◆ MATERIAL PROVIDED
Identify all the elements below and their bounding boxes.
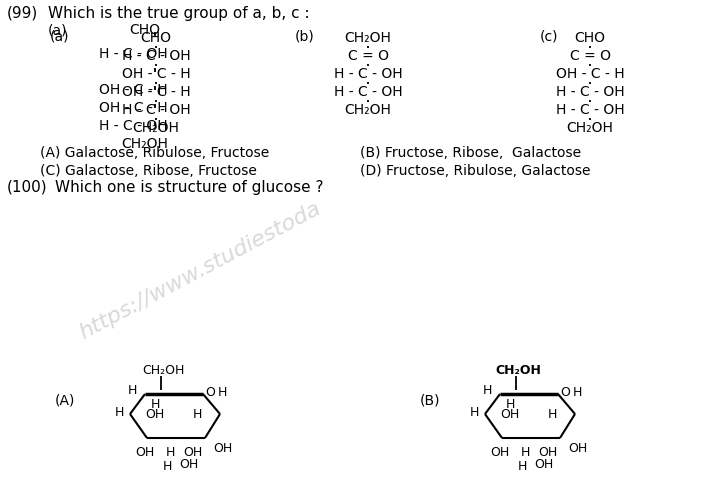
- Text: H: H: [517, 459, 526, 472]
- Text: H - C - OH: H - C - OH: [556, 103, 625, 117]
- Text: OH: OH: [179, 457, 198, 470]
- Text: H - C - OH: H - C - OH: [556, 85, 625, 99]
- Text: OH - C - H: OH - C - H: [122, 85, 190, 99]
- Text: H: H: [470, 405, 479, 418]
- Text: C = O: C = O: [569, 49, 611, 63]
- Text: H - C - OH: H - C - OH: [99, 47, 168, 61]
- Text: CH₂OH: CH₂OH: [495, 364, 541, 376]
- Text: OH - C - H: OH - C - H: [122, 67, 190, 81]
- Text: CH₂OH: CH₂OH: [345, 31, 391, 45]
- Text: https://www.studiestoda: https://www.studiestoda: [76, 198, 324, 343]
- Text: H: H: [218, 386, 227, 399]
- Text: C = O: C = O: [348, 49, 388, 63]
- Text: (a): (a): [50, 29, 69, 43]
- Text: Which one is structure of glucose ?: Which one is structure of glucose ?: [55, 179, 323, 194]
- Text: (B): (B): [420, 394, 440, 408]
- Text: OH: OH: [568, 441, 587, 454]
- Text: O: O: [205, 386, 215, 399]
- Text: (100): (100): [7, 179, 48, 194]
- Text: OH: OH: [135, 445, 155, 458]
- Text: OH: OH: [145, 407, 165, 420]
- Text: (a): (a): [48, 23, 67, 37]
- Text: (D) Fructose, Ribulose, Galactose: (D) Fructose, Ribulose, Galactose: [360, 164, 590, 178]
- Text: CH₂OH: CH₂OH: [121, 137, 168, 151]
- Text: H: H: [520, 445, 530, 458]
- Text: (C) Galactose, Ribose, Fructose: (C) Galactose, Ribose, Fructose: [40, 164, 257, 178]
- Text: CH₂OH: CH₂OH: [142, 364, 184, 376]
- Text: H: H: [482, 384, 492, 397]
- Text: (c): (c): [540, 29, 559, 43]
- Text: H: H: [165, 445, 175, 458]
- Text: H - C - OH: H - C - OH: [334, 67, 402, 81]
- Text: O: O: [560, 386, 570, 399]
- Text: H - C - OH: H - C - OH: [122, 49, 190, 63]
- Text: H: H: [547, 407, 557, 420]
- Text: H: H: [150, 397, 160, 410]
- Text: H: H: [505, 397, 515, 410]
- Text: CH₂OH: CH₂OH: [566, 121, 613, 135]
- Text: OH: OH: [213, 441, 232, 454]
- Text: CH₂OH: CH₂OH: [132, 121, 179, 135]
- Text: H - C - OH: H - C - OH: [334, 85, 402, 99]
- Text: H: H: [163, 459, 172, 472]
- Text: (A) Galactose, Ribulose, Fructose: (A) Galactose, Ribulose, Fructose: [40, 146, 269, 160]
- Text: H - C - OH: H - C - OH: [122, 103, 190, 117]
- Text: OH: OH: [534, 457, 554, 470]
- Text: OH: OH: [538, 445, 557, 458]
- Text: OH - C - H: OH - C - H: [556, 67, 625, 81]
- Text: (99): (99): [7, 6, 39, 21]
- Text: CHO: CHO: [130, 23, 161, 37]
- Text: H: H: [115, 405, 124, 418]
- Text: CHO: CHO: [140, 31, 172, 45]
- Text: CH₂OH: CH₂OH: [345, 103, 391, 117]
- Text: (b): (b): [295, 29, 315, 43]
- Text: H: H: [128, 384, 137, 397]
- Text: (B) Fructose, Ribose,  Galactose: (B) Fructose, Ribose, Galactose: [360, 146, 581, 160]
- Text: OH: OH: [491, 445, 510, 458]
- Text: H - C - OH: H - C - OH: [99, 119, 168, 133]
- Text: H: H: [573, 386, 583, 399]
- Text: OH: OH: [501, 407, 519, 420]
- Text: Which is the true group of a, b, c :: Which is the true group of a, b, c :: [48, 6, 310, 21]
- Text: (A): (A): [55, 394, 76, 408]
- Text: OH - C - H: OH - C - H: [99, 101, 168, 115]
- Text: H: H: [192, 407, 202, 420]
- Text: OH: OH: [184, 445, 203, 458]
- Text: CHO: CHO: [575, 31, 606, 45]
- Text: OH - C - H: OH - C - H: [99, 83, 168, 97]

◆ JOB
Copy every line of the material above verbatim, omitting the picture.

◆ REPLY TO THE EXERCISE
Identify all the elements below and their bounding boxes.
- Text: H: H: [517, 459, 526, 472]
- Text: H - C - OH: H - C - OH: [556, 103, 625, 117]
- Text: OH: OH: [179, 457, 198, 470]
- Text: H - C - OH: H - C - OH: [556, 85, 625, 99]
- Text: OH - C - H: OH - C - H: [122, 85, 190, 99]
- Text: H: H: [470, 405, 479, 418]
- Text: C = O: C = O: [569, 49, 611, 63]
- Text: H - C - OH: H - C - OH: [99, 47, 168, 61]
- Text: CH₂OH: CH₂OH: [495, 364, 541, 376]
- Text: OH - C - H: OH - C - H: [122, 67, 190, 81]
- Text: CH₂OH: CH₂OH: [345, 31, 391, 45]
- Text: https://www.studiestoda: https://www.studiestoda: [76, 198, 324, 343]
- Text: H: H: [218, 386, 227, 399]
- Text: C = O: C = O: [348, 49, 388, 63]
- Text: (a): (a): [50, 29, 69, 43]
- Text: Which one is structure of glucose ?: Which one is structure of glucose ?: [55, 179, 323, 194]
- Text: (B): (B): [420, 394, 440, 408]
- Text: OH: OH: [568, 441, 587, 454]
- Text: O: O: [205, 386, 215, 399]
- Text: (100): (100): [7, 179, 48, 194]
- Text: OH: OH: [135, 445, 155, 458]
- Text: OH: OH: [145, 407, 165, 420]
- Text: (a): (a): [48, 23, 67, 37]
- Text: (D) Fructose, Ribulose, Galactose: (D) Fructose, Ribulose, Galactose: [360, 164, 590, 178]
- Text: CH₂OH: CH₂OH: [121, 137, 168, 151]
- Text: H: H: [520, 445, 530, 458]
- Text: (C) Galactose, Ribose, Fructose: (C) Galactose, Ribose, Fructose: [40, 164, 257, 178]
- Text: CH₂OH: CH₂OH: [142, 364, 184, 376]
- Text: H: H: [482, 384, 492, 397]
- Text: (c): (c): [540, 29, 559, 43]
- Text: H: H: [165, 445, 175, 458]
- Text: H - C - OH: H - C - OH: [334, 67, 402, 81]
- Text: O: O: [560, 386, 570, 399]
- Text: H - C - OH: H - C - OH: [122, 49, 190, 63]
- Text: H: H: [547, 407, 557, 420]
- Text: H: H: [150, 397, 160, 410]
- Text: H: H: [505, 397, 515, 410]
- Text: CH₂OH: CH₂OH: [566, 121, 613, 135]
- Text: OH: OH: [213, 441, 232, 454]
- Text: CH₂OH: CH₂OH: [132, 121, 179, 135]
- Text: H - C - OH: H - C - OH: [334, 85, 402, 99]
- Text: H: H: [163, 459, 172, 472]
- Text: (A) Galactose, Ribulose, Fructose: (A) Galactose, Ribulose, Fructose: [40, 146, 269, 160]
- Text: H - C - OH: H - C - OH: [122, 103, 190, 117]
- Text: OH: OH: [534, 457, 554, 470]
- Text: OH: OH: [538, 445, 557, 458]
- Text: OH - C - H: OH - C - H: [556, 67, 625, 81]
- Text: (99): (99): [7, 6, 39, 21]
- Text: CHO: CHO: [130, 23, 161, 37]
- Text: H: H: [115, 405, 124, 418]
- Text: CHO: CHO: [140, 31, 172, 45]
- Text: CH₂OH: CH₂OH: [345, 103, 391, 117]
- Text: (b): (b): [295, 29, 315, 43]
- Text: H: H: [128, 384, 137, 397]
- Text: (B) Fructose, Ribose,  Galactose: (B) Fructose, Ribose, Galactose: [360, 146, 581, 160]
- Text: OH: OH: [491, 445, 510, 458]
- Text: H - C - OH: H - C - OH: [99, 119, 168, 133]
- Text: H: H: [573, 386, 583, 399]
- Text: OH: OH: [501, 407, 519, 420]
- Text: Which is the true group of a, b, c :: Which is the true group of a, b, c :: [48, 6, 310, 21]
- Text: (A): (A): [55, 394, 76, 408]
- Text: OH - C - H: OH - C - H: [99, 101, 168, 115]
- Text: H: H: [192, 407, 202, 420]
- Text: OH: OH: [184, 445, 203, 458]
- Text: CHO: CHO: [575, 31, 606, 45]
- Text: OH - C - H: OH - C - H: [99, 83, 168, 97]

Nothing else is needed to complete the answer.